- [PROMPT]: Can you repeat the records below word for word, from their first line through the line containing "heatmap-cell [131, 544, 139, 568]", including both of those lines?

- [GIVEN DATA]:
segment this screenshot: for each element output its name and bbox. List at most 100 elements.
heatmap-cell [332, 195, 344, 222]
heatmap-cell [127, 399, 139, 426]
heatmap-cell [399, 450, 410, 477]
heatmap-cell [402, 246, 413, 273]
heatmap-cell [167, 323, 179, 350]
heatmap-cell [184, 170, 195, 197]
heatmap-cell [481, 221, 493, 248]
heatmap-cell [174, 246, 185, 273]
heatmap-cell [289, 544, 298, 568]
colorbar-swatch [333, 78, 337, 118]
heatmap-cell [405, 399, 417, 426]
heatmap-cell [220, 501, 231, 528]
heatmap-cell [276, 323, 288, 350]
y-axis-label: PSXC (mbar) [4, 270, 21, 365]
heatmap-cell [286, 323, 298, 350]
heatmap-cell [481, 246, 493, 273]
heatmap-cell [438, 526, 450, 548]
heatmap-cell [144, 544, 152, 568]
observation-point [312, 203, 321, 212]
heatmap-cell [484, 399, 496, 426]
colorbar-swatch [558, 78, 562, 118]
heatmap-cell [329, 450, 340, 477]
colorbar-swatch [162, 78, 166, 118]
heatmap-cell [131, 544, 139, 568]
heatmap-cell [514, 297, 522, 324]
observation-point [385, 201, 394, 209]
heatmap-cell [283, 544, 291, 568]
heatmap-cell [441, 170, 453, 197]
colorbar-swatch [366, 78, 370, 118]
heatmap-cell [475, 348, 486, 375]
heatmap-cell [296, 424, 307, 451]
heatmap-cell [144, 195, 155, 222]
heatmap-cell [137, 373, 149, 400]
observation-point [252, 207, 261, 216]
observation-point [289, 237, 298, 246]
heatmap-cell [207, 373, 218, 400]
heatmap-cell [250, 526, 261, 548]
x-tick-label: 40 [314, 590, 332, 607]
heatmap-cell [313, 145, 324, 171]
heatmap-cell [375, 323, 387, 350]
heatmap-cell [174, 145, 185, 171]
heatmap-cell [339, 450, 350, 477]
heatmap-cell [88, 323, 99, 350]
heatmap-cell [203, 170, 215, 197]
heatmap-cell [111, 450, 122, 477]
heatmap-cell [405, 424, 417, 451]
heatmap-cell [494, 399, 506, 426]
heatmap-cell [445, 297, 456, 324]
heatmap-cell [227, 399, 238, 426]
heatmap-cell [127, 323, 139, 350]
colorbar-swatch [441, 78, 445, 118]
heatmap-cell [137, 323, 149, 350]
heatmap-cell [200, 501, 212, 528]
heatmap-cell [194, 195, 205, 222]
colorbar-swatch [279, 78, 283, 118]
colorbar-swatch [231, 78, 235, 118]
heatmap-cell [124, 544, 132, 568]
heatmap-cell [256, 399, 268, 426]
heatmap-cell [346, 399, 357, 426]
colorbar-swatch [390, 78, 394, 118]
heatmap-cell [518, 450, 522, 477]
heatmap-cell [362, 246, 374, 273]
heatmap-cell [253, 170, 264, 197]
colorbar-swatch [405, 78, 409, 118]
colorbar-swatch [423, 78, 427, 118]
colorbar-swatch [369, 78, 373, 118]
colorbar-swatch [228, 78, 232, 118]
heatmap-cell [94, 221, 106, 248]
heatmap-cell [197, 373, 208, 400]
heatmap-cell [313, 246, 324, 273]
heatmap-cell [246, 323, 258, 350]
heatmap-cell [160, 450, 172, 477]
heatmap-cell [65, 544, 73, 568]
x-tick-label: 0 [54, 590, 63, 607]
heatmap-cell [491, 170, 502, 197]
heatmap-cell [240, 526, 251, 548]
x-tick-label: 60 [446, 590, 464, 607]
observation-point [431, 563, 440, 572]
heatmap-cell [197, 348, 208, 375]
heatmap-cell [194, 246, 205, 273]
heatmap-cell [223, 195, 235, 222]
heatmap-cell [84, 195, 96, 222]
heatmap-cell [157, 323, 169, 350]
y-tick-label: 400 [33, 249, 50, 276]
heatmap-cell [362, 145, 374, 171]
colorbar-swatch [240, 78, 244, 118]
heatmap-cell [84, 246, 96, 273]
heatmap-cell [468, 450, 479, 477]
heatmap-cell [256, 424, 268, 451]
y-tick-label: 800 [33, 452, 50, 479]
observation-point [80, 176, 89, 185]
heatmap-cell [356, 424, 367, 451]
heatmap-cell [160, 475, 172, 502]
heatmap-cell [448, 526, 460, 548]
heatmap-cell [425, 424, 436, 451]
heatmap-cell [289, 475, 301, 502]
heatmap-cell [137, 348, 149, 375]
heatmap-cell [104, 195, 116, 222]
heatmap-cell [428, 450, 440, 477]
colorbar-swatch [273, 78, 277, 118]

- [THE REPLY]:
segment this screenshot: for each element output its name and bbox. List at most 100 elements.
heatmap-cell [332, 195, 344, 222]
heatmap-cell [127, 399, 139, 426]
heatmap-cell [399, 450, 410, 477]
heatmap-cell [402, 246, 413, 273]
heatmap-cell [167, 323, 179, 350]
heatmap-cell [184, 170, 195, 197]
heatmap-cell [481, 221, 493, 248]
heatmap-cell [174, 246, 185, 273]
heatmap-cell [289, 544, 298, 568]
colorbar-swatch [333, 78, 337, 118]
heatmap-cell [405, 399, 417, 426]
heatmap-cell [220, 501, 231, 528]
heatmap-cell [276, 323, 288, 350]
y-axis-label: PSXC (mbar) [4, 270, 21, 365]
heatmap-cell [286, 323, 298, 350]
heatmap-cell [481, 246, 493, 273]
heatmap-cell [438, 526, 450, 548]
heatmap-cell [144, 544, 152, 568]
observation-point [312, 203, 321, 212]
heatmap-cell [484, 399, 496, 426]
colorbar-swatch [558, 78, 562, 118]
heatmap-cell [329, 450, 340, 477]
colorbar-swatch [162, 78, 166, 118]
heatmap-cell [131, 544, 139, 568]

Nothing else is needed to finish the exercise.